◆ **WHAT YOU HAVE TO DO**
List each line of the data in which the string "screenshot" appears.

■ ■ ■ ■ ■

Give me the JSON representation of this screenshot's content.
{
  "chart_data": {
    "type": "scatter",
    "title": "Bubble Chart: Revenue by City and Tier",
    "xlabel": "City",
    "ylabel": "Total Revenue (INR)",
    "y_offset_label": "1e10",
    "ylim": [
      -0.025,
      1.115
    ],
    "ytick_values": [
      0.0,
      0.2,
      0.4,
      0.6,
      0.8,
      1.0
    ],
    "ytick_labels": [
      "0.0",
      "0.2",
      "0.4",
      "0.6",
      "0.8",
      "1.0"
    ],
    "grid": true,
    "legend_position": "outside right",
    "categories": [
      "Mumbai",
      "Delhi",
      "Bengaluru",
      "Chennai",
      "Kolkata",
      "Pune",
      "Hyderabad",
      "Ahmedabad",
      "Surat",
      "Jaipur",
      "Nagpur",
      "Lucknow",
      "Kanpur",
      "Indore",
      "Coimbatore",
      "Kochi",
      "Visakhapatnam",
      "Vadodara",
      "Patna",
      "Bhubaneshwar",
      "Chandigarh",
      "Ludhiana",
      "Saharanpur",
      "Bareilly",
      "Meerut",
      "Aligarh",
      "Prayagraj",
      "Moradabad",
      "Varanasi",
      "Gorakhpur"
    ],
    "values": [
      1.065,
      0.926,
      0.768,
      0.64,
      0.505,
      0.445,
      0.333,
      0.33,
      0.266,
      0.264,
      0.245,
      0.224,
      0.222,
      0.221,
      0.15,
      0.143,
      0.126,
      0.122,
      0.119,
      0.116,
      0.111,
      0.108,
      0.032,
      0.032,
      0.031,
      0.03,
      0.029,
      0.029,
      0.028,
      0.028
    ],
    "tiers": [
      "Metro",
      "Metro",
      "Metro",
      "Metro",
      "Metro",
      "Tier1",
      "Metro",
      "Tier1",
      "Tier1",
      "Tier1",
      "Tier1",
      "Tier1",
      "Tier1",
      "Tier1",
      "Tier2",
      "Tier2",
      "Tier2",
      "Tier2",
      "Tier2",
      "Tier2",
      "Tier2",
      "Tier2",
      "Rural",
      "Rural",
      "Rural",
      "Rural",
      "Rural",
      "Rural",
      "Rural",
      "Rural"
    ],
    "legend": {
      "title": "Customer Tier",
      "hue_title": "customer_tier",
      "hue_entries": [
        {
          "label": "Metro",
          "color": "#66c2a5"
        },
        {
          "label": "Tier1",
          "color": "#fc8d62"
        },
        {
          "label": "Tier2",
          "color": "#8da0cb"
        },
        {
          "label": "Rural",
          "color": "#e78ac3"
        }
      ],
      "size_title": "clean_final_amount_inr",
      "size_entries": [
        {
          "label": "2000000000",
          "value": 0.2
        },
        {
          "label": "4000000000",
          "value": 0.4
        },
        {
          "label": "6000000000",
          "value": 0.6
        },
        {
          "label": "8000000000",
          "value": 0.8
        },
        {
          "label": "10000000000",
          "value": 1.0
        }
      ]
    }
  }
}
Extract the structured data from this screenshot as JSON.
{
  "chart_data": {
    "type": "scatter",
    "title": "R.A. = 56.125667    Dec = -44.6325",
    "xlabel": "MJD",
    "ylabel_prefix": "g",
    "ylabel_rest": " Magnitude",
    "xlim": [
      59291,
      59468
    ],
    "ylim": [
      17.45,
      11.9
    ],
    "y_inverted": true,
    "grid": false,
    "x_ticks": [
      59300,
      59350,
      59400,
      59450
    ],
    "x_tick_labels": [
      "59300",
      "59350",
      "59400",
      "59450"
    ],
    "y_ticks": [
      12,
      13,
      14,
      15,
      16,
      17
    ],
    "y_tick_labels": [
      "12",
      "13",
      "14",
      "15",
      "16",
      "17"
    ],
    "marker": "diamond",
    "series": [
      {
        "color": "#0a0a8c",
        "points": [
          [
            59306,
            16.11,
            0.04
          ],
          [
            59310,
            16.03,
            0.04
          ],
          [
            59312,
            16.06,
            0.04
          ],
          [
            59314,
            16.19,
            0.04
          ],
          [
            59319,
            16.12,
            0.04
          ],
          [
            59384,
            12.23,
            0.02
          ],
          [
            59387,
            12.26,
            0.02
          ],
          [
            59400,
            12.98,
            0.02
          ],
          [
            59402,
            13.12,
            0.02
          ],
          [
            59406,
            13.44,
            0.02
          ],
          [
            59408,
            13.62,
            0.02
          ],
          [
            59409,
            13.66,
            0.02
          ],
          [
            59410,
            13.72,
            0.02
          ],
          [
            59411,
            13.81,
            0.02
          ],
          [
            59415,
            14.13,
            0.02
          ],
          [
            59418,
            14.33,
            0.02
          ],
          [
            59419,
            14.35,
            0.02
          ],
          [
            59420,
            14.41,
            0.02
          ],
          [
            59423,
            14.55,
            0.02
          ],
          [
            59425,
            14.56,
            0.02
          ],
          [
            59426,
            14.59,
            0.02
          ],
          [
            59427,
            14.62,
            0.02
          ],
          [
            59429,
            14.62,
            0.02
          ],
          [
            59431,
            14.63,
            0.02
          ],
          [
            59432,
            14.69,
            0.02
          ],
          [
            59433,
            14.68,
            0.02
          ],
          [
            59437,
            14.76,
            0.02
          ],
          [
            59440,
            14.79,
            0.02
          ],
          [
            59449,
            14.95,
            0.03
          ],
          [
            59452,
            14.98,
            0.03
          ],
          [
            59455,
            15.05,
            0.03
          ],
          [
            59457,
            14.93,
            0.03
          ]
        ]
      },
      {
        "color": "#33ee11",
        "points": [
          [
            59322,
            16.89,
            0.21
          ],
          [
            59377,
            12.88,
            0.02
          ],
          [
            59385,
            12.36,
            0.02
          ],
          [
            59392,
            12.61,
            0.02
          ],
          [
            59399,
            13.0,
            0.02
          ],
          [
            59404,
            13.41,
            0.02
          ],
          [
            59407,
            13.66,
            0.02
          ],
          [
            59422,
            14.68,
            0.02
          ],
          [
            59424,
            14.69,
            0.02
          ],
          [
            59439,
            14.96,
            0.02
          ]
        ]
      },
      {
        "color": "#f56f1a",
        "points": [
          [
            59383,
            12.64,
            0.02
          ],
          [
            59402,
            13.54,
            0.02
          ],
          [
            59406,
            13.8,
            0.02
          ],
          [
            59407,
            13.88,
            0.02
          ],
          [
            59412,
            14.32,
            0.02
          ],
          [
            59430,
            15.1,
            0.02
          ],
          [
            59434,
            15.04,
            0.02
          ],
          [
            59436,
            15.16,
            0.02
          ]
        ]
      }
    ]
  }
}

■ ■ ■ ■ ■

◆ **RESPONSE FOR THIS EXERCISE**
Give me the JSON representation of this screenshot's content.
Extract the structured data from this screenshot as JSON.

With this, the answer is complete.